[Start RECORDS FOR THE TASK]

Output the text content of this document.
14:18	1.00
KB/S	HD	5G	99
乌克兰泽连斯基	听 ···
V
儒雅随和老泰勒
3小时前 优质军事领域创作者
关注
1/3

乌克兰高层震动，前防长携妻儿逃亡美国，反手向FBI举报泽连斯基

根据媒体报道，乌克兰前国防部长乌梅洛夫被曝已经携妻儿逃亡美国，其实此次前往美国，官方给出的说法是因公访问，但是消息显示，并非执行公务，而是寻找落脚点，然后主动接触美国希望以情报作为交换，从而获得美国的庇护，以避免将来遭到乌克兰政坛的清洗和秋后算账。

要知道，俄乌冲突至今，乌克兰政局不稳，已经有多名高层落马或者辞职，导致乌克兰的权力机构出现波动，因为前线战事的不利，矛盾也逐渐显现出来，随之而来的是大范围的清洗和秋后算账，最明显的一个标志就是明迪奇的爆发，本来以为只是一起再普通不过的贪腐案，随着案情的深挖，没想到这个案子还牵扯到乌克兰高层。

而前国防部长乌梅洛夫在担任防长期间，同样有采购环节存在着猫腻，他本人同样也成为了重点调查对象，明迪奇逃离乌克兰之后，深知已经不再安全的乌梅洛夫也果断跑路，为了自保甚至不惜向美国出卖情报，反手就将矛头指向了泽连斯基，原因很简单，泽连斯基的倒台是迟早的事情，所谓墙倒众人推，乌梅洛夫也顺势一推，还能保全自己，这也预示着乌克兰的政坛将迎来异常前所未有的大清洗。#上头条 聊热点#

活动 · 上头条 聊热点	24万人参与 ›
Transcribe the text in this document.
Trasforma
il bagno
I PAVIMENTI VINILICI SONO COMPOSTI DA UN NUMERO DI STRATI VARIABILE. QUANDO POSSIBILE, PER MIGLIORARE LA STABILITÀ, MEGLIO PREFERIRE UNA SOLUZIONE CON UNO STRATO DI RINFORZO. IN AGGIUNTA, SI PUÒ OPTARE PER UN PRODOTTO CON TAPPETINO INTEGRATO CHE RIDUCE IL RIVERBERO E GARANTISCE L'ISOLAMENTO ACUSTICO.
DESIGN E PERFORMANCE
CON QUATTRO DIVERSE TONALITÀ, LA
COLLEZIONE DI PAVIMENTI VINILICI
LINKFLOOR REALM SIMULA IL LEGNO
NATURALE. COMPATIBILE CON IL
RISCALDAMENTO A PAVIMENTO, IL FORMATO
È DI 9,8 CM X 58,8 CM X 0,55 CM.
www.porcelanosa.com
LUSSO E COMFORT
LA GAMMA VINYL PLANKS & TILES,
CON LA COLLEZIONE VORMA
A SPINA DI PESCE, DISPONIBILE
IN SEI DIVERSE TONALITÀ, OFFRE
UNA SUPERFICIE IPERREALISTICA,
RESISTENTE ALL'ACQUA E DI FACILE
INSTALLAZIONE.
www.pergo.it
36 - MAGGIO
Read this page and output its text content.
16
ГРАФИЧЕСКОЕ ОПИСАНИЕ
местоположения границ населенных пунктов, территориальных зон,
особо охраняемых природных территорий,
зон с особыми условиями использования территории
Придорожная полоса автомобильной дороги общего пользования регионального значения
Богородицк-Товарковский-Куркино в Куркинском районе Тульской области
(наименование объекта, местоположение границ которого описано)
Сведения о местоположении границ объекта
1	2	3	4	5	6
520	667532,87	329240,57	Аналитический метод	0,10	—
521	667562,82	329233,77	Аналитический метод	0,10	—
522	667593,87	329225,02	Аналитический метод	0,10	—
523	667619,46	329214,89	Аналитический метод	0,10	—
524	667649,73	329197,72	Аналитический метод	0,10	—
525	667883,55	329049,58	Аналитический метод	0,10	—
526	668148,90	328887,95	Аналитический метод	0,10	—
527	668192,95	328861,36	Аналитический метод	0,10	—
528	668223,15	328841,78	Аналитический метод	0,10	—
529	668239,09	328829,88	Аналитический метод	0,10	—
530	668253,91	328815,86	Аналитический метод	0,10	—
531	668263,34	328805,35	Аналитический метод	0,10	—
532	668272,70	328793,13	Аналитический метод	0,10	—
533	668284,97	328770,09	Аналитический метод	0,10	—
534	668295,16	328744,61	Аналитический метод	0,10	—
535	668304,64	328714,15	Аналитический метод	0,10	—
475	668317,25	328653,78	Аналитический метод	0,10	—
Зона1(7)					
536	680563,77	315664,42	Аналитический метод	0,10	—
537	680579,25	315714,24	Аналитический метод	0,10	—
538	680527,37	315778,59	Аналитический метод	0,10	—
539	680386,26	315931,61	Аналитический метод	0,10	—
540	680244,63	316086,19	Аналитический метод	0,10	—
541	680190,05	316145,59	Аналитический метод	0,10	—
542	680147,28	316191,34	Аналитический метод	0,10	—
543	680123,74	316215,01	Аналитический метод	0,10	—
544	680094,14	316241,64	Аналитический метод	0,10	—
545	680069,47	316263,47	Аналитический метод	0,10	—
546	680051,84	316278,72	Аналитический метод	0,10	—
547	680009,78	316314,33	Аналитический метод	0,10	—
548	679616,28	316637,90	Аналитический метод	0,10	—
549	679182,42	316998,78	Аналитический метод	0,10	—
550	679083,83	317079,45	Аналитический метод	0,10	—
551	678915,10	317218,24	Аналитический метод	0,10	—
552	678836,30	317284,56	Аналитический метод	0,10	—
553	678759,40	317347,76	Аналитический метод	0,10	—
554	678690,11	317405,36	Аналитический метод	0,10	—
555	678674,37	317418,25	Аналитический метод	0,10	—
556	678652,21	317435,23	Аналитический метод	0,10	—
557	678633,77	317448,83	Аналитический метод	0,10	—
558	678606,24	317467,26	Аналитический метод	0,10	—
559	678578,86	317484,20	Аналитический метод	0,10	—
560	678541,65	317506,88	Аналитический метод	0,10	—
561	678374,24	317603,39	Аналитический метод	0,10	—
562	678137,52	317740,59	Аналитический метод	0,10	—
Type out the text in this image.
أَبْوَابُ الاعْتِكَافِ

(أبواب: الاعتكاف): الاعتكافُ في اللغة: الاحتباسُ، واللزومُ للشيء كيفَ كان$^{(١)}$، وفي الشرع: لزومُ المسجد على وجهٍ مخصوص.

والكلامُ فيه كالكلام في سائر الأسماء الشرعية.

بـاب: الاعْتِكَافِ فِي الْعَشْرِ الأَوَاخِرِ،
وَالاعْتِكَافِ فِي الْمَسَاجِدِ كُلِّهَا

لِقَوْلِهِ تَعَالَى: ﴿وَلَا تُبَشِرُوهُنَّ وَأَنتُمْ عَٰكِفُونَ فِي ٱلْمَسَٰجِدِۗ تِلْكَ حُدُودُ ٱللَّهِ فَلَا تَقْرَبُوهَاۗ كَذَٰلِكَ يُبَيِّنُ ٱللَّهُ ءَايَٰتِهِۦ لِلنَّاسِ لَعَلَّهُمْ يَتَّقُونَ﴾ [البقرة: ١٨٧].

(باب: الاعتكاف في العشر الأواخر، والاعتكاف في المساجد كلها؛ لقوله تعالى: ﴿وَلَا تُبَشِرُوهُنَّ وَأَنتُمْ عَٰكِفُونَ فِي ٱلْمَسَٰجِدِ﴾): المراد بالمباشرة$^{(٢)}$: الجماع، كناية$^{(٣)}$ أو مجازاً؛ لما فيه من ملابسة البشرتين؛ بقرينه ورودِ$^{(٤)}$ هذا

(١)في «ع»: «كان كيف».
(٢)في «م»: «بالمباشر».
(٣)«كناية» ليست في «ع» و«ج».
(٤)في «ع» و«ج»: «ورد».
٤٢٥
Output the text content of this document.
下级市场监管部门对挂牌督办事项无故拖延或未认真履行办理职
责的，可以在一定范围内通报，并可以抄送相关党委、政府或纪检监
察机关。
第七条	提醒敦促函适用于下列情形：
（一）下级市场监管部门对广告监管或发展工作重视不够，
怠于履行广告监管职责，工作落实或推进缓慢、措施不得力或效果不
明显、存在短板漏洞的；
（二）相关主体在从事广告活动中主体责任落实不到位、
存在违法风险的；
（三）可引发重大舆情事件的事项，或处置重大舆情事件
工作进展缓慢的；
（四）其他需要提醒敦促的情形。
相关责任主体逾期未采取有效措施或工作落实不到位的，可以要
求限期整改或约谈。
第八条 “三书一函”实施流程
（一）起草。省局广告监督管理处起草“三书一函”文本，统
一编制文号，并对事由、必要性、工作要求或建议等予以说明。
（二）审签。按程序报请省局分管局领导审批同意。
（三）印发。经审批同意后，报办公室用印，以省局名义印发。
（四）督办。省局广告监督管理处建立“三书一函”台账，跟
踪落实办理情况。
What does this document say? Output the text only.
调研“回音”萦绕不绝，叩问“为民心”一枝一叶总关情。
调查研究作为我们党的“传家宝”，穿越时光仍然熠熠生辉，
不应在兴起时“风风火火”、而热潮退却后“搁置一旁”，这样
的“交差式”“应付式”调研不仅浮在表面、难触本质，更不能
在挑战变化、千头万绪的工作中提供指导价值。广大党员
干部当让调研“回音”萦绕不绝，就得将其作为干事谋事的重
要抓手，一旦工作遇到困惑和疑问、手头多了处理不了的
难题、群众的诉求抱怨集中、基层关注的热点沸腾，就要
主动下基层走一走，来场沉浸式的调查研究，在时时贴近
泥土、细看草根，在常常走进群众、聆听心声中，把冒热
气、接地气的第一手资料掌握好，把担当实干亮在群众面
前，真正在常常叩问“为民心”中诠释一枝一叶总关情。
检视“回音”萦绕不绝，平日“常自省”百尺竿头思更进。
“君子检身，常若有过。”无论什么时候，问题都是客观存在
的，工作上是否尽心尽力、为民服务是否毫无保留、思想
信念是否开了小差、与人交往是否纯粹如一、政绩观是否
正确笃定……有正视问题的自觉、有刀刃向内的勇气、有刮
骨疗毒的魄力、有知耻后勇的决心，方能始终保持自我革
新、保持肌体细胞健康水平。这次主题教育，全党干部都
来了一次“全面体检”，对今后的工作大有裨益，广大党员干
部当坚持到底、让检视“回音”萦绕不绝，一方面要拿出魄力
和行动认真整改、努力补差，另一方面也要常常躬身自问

[End RECORDS FOR THE TASK]

> TASK OBJECTIVE:
From the listing above, pick out each line where the word "萦绕不绝" appears.

> THE RESPONSE:
调研“回音”萦绕不绝，叩问“为民心”一枝一叶总关情。
干部当让调研“回音”萦绕不绝，就得将其作为干事谋事的重
检视“回音”萦绕不绝，平日“常自省”百尺竿头思更进。
部当坚持到底、让检视“回音”萦绕不绝，一方面要拿出魄力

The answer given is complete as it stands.